* _Data rows_
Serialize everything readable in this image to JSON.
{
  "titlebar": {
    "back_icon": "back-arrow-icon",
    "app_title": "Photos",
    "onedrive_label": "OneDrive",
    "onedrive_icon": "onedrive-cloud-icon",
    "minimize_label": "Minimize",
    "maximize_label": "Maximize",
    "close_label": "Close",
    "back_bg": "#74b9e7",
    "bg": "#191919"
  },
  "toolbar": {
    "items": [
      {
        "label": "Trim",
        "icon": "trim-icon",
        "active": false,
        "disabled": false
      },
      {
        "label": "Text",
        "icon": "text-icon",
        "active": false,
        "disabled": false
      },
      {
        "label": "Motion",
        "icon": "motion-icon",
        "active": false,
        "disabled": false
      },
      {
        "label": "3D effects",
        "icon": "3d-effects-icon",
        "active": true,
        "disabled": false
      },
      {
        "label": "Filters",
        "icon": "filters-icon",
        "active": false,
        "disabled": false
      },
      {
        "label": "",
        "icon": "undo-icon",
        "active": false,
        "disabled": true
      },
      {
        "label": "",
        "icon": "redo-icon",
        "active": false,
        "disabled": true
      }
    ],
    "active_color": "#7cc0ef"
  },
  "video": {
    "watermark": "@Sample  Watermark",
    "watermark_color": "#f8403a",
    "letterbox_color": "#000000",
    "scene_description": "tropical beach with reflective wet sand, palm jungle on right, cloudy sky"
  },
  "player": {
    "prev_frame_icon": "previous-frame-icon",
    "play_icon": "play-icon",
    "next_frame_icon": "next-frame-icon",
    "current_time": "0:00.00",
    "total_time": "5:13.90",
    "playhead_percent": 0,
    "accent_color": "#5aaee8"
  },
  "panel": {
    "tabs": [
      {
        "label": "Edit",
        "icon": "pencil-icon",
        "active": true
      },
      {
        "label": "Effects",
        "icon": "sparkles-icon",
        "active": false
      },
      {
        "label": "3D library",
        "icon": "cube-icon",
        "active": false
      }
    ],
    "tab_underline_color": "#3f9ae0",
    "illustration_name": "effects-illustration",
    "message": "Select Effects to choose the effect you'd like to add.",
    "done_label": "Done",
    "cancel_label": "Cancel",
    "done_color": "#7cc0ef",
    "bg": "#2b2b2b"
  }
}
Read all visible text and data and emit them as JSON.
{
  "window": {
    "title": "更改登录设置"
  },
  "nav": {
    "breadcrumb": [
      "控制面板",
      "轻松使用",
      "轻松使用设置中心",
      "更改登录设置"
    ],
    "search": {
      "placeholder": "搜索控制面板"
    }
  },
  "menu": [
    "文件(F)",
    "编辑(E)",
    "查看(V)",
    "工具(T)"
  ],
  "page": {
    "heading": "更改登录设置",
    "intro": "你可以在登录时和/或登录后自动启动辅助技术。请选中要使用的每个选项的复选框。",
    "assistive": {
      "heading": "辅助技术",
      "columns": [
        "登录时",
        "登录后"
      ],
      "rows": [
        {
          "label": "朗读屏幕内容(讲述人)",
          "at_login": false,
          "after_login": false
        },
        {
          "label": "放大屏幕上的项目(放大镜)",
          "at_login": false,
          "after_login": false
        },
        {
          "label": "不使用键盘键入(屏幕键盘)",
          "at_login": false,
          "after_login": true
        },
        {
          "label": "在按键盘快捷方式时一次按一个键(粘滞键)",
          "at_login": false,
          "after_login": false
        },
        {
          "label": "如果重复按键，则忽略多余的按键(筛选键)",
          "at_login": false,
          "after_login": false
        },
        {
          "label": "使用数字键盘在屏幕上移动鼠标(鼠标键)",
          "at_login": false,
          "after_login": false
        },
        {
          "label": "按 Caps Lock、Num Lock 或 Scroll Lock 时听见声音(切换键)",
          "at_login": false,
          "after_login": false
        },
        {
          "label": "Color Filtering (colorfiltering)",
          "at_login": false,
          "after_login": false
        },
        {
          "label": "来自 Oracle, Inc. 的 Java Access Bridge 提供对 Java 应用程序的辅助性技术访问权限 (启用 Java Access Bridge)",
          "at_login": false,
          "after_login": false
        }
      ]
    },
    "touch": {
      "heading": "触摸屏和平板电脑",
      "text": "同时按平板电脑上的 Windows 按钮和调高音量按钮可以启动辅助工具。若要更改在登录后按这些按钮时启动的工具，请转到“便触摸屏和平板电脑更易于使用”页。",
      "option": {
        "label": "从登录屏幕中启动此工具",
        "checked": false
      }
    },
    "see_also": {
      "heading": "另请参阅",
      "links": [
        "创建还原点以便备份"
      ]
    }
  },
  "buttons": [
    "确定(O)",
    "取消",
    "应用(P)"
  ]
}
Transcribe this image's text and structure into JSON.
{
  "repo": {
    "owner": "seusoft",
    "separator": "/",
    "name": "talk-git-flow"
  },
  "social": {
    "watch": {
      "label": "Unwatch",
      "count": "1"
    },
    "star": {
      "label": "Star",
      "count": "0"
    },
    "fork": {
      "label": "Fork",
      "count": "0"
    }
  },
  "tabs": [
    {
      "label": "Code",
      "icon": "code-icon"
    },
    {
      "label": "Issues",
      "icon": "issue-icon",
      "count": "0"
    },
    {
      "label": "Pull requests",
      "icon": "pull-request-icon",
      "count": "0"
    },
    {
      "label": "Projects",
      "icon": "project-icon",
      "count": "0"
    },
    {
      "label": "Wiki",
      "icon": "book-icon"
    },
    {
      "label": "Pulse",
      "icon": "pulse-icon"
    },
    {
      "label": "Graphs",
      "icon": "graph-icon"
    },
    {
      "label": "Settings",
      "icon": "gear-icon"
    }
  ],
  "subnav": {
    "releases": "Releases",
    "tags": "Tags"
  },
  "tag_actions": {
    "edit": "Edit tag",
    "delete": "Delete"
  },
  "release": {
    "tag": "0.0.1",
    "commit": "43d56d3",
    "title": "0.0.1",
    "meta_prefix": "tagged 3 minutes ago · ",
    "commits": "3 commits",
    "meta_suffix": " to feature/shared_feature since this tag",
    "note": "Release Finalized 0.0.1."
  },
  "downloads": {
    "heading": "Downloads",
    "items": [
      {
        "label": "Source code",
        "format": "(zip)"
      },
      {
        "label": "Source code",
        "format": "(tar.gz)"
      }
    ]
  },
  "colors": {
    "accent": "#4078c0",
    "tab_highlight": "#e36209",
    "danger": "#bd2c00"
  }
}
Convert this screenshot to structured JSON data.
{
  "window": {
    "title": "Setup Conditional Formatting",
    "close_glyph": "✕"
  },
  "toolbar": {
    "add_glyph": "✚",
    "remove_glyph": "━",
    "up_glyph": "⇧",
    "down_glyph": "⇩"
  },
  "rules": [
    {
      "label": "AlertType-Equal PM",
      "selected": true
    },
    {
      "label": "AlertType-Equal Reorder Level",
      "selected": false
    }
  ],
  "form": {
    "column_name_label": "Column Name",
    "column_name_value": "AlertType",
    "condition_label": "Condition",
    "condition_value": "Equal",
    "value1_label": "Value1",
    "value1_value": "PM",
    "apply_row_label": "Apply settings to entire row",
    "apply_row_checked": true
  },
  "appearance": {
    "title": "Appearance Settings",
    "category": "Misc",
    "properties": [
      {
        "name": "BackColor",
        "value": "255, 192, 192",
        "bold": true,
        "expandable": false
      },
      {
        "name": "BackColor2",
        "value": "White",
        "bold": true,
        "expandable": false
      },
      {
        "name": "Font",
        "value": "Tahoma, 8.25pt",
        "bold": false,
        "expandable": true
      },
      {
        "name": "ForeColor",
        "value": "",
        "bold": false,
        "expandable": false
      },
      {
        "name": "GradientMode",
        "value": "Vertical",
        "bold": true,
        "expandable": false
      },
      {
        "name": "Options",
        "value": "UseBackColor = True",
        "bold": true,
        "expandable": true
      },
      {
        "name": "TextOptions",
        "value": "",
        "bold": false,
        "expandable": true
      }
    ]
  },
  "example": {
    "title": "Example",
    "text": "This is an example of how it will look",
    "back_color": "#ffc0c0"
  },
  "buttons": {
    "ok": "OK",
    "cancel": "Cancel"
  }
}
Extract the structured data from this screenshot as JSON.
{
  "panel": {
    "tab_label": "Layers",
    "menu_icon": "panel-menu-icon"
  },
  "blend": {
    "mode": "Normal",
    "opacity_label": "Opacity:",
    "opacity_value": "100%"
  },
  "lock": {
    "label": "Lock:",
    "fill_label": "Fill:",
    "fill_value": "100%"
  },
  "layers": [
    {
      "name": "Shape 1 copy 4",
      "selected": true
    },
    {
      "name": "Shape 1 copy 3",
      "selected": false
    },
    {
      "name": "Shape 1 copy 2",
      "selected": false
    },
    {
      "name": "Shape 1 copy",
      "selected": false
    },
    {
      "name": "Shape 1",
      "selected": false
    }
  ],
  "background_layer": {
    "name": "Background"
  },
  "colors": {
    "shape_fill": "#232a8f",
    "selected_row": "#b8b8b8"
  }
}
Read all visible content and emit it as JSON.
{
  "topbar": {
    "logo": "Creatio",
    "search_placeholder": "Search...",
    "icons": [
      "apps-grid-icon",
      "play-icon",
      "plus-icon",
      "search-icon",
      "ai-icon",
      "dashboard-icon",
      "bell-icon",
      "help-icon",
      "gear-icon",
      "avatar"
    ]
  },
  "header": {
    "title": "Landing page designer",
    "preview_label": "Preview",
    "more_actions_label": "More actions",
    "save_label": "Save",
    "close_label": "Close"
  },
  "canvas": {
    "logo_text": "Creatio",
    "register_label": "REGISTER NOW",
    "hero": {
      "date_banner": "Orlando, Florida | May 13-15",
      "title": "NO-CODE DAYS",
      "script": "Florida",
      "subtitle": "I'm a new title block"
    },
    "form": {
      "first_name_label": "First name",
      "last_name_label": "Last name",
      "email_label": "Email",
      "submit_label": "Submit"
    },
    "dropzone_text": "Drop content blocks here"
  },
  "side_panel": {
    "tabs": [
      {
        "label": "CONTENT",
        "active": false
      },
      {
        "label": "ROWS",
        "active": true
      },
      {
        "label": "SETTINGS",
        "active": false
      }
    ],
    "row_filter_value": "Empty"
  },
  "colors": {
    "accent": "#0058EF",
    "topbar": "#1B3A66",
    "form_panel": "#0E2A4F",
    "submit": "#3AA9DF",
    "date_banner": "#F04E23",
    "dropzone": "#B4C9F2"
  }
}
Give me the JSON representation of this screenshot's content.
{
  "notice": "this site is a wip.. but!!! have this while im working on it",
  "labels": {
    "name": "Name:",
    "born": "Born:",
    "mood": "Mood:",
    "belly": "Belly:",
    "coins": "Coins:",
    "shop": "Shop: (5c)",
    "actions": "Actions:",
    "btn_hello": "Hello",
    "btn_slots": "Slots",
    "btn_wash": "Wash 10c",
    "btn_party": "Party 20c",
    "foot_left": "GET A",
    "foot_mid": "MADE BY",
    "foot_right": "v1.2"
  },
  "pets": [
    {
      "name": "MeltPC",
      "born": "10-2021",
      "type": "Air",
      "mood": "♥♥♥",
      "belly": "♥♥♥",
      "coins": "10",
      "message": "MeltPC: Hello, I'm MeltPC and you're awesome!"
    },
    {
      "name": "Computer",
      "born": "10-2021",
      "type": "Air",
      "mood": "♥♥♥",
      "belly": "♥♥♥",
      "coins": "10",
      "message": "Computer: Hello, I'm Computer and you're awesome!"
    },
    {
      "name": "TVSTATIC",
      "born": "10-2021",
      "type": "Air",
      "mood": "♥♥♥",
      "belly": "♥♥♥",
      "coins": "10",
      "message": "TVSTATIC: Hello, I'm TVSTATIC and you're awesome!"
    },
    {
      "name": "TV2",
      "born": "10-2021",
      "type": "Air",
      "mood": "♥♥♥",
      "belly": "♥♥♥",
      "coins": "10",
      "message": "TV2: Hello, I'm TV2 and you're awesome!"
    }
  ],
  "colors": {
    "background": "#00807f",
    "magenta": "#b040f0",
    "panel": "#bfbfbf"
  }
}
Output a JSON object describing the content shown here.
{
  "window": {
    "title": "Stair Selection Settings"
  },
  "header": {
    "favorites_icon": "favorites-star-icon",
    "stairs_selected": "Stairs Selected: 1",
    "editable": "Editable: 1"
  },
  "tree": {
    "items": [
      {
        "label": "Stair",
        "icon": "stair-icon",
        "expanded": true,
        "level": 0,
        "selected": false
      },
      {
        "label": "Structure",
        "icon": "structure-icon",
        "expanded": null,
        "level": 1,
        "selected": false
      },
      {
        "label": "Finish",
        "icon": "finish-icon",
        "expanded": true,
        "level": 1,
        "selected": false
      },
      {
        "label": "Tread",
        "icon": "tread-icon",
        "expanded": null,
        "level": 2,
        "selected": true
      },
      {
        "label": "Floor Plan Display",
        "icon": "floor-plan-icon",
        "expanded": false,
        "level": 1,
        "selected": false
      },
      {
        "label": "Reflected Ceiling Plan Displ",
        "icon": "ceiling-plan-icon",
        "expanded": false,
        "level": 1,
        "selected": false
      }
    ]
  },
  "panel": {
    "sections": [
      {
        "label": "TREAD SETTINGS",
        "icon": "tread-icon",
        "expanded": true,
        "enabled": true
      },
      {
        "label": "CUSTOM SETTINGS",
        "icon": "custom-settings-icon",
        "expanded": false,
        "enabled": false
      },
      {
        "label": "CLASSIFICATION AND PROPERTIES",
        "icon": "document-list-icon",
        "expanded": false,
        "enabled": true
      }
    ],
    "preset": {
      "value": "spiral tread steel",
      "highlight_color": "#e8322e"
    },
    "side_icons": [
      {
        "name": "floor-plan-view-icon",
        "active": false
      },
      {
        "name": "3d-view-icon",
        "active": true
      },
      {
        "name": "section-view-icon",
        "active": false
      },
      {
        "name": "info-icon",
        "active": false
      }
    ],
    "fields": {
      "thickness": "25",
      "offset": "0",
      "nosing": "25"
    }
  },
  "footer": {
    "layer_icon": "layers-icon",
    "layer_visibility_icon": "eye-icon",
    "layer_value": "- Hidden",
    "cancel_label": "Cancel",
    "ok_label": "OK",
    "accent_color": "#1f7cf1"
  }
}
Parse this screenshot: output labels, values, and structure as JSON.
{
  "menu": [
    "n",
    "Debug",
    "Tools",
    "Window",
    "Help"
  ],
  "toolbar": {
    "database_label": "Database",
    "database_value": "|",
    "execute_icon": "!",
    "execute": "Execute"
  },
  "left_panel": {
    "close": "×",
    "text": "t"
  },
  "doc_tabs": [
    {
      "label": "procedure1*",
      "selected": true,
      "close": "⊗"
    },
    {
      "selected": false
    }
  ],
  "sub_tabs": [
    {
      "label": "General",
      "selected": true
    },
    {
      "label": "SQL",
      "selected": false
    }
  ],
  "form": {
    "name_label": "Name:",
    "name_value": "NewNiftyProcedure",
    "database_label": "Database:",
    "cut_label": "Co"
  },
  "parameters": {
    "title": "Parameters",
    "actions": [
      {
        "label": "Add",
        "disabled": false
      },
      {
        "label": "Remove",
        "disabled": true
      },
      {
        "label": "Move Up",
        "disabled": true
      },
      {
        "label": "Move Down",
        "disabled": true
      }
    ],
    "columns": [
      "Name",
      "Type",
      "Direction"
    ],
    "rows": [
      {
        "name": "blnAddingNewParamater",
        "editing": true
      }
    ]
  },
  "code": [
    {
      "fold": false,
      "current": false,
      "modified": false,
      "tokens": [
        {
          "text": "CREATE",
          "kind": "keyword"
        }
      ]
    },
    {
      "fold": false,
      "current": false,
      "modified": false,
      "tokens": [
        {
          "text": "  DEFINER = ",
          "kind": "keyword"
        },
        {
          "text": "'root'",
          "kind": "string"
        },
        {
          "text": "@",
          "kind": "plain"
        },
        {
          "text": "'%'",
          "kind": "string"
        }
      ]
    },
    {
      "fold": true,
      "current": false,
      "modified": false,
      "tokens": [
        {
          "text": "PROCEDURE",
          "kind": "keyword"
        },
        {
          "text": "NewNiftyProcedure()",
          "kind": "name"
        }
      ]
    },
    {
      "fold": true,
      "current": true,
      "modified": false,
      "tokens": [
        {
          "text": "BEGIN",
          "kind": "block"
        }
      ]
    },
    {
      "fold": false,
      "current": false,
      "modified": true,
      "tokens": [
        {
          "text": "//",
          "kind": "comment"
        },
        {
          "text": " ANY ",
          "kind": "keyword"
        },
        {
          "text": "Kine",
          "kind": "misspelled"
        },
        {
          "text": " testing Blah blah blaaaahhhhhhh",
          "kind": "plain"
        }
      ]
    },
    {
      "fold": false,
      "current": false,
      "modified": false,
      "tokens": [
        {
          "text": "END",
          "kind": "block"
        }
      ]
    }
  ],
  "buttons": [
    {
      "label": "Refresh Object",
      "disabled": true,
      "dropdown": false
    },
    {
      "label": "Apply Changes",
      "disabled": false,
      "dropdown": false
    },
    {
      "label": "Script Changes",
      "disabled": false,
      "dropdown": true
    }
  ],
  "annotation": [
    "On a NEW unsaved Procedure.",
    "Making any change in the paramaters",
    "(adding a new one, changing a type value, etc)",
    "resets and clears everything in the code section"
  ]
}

* _Prompt_
Show the lines from the data above that contain the string "here".

* _Full answer_
    "dropzone_text": "Drop content blocks here"
Output a JSON object describing the content shown here.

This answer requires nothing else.